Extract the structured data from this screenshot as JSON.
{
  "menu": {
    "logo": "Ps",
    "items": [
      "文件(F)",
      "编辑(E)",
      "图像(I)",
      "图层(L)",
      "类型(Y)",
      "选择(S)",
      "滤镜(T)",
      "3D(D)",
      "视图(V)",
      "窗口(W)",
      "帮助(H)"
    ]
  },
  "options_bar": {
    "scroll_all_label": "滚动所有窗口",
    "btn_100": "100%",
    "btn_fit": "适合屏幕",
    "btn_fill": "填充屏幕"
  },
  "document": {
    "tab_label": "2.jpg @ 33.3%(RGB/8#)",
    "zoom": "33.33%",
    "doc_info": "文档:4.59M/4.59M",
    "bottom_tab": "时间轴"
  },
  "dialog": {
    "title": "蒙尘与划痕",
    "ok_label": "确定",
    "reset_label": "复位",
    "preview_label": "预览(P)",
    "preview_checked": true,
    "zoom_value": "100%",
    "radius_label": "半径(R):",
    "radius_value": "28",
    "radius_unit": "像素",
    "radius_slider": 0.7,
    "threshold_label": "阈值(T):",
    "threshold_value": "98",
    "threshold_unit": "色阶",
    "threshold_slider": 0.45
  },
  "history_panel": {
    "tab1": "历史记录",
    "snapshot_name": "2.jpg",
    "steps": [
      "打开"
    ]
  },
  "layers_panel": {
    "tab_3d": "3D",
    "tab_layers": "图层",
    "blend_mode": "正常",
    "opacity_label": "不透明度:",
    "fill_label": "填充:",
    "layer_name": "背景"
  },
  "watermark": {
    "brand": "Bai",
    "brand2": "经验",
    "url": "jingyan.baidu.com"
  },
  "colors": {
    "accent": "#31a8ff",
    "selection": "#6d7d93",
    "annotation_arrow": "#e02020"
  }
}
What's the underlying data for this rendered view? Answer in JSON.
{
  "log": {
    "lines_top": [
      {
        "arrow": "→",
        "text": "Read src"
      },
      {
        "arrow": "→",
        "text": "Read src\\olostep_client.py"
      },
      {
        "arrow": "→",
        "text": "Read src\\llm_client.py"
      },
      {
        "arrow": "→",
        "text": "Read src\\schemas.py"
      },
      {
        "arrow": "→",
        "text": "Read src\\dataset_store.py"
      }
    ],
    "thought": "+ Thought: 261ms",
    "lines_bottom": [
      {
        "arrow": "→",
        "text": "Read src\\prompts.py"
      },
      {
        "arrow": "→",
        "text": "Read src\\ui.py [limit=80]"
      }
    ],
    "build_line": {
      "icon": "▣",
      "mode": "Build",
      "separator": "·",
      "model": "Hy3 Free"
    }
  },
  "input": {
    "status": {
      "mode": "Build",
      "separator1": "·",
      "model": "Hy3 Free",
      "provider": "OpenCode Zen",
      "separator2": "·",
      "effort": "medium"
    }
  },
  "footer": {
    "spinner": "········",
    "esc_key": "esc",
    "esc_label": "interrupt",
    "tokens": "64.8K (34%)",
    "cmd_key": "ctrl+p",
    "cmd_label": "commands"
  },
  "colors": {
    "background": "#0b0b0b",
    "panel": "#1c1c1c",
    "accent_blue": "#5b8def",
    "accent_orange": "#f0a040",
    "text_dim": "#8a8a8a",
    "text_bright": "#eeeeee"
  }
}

> [GOAL]: The whole listing above needs to be written out again exactly.

> [REPLY TO THE EXERCISE]:
Extract the structured data from this screenshot as JSON.
{
  "menu": {
    "logo": "Ps",
    "items": [
      "文件(F)",
      "编辑(E)",
      "图像(I)",
      "图层(L)",
      "类型(Y)",
      "选择(S)",
      "滤镜(T)",
      "3D(D)",
      "视图(V)",
      "窗口(W)",
      "帮助(H)"
    ]
  },
  "options_bar": {
    "scroll_all_label": "滚动所有窗口",
    "btn_100": "100%",
    "btn_fit": "适合屏幕",
    "btn_fill": "填充屏幕"
  },
  "document": {
    "tab_label": "2.jpg @ 33.3%(RGB/8#)",
    "zoom": "33.33%",
    "doc_info": "文档:4.59M/4.59M",
    "bottom_tab": "时间轴"
  },
  "dialog": {
    "title": "蒙尘与划痕",
    "ok_label": "确定",
    "reset_label": "复位",
    "preview_label": "预览(P)",
    "preview_checked": true,
    "zoom_value": "100%",
    "radius_label": "半径(R):",
    "radius_value": "28",
    "radius_unit": "像素",
    "radius_slider": 0.7,
    "threshold_label": "阈值(T):",
    "threshold_value": "98",
    "threshold_unit": "色阶",
    "threshold_slider": 0.45
  },
  "history_panel": {
    "tab1": "历史记录",
    "snapshot_name": "2.jpg",
    "steps": [
      "打开"
    ]
  },
  "layers_panel": {
    "tab_3d": "3D",
    "tab_layers": "图层",
    "blend_mode": "正常",
    "opacity_label": "不透明度:",
    "fill_label": "填充:",
    "layer_name": "背景"
  },
  "watermark": {
    "brand": "Bai",
    "brand2": "经验",
    "url": "jingyan.baidu.com"
  },
  "colors": {
    "accent": "#31a8ff",
    "selection": "#6d7d93",
    "annotation_arrow": "#e02020"
  }
}
What's the underlying data for this rendered view? Answer in JSON.
{
  "log": {
    "lines_top": [
      {
        "arrow": "→",
        "text": "Read src"
      },
      {
        "arrow": "→",
        "text": "Read src\\olostep_client.py"
      },
      {
        "arrow": "→",
        "text": "Read src\\llm_client.py"
      },
      {
        "arrow": "→",
        "text": "Read src\\schemas.py"
      },
      {
        "arrow": "→",
        "text": "Read src\\dataset_store.py"
      }
    ],
    "thought": "+ Thought: 261ms",
    "lines_bottom": [
      {
        "arrow": "→",
        "text": "Read src\\prompts.py"
      },
      {
        "arrow": "→",
        "text": "Read src\\ui.py [limit=80]"
      }
    ],
    "build_line": {
      "icon": "▣",
      "mode": "Build",
      "separator": "·",
      "model": "Hy3 Free"
    }
  },
  "input": {
    "status": {
      "mode": "Build",
      "separator1": "·",
      "model": "Hy3 Free",
      "provider": "OpenCode Zen",
      "separator2": "·",
      "effort": "medium"
    }
  },
  "footer": {
    "spinner": "········",
    "esc_key": "esc",
    "esc_label": "interrupt",
    "tokens": "64.8K (34%)",
    "cmd_key": "ctrl+p",
    "cmd_label": "commands"
  },
  "colors": {
    "background": "#0b0b0b",
    "panel": "#1c1c1c",
    "accent_blue": "#5b8def",
    "accent_orange": "#f0a040",
    "text_dim": "#8a8a8a",
    "text_bright": "#eeeeee"
  }
}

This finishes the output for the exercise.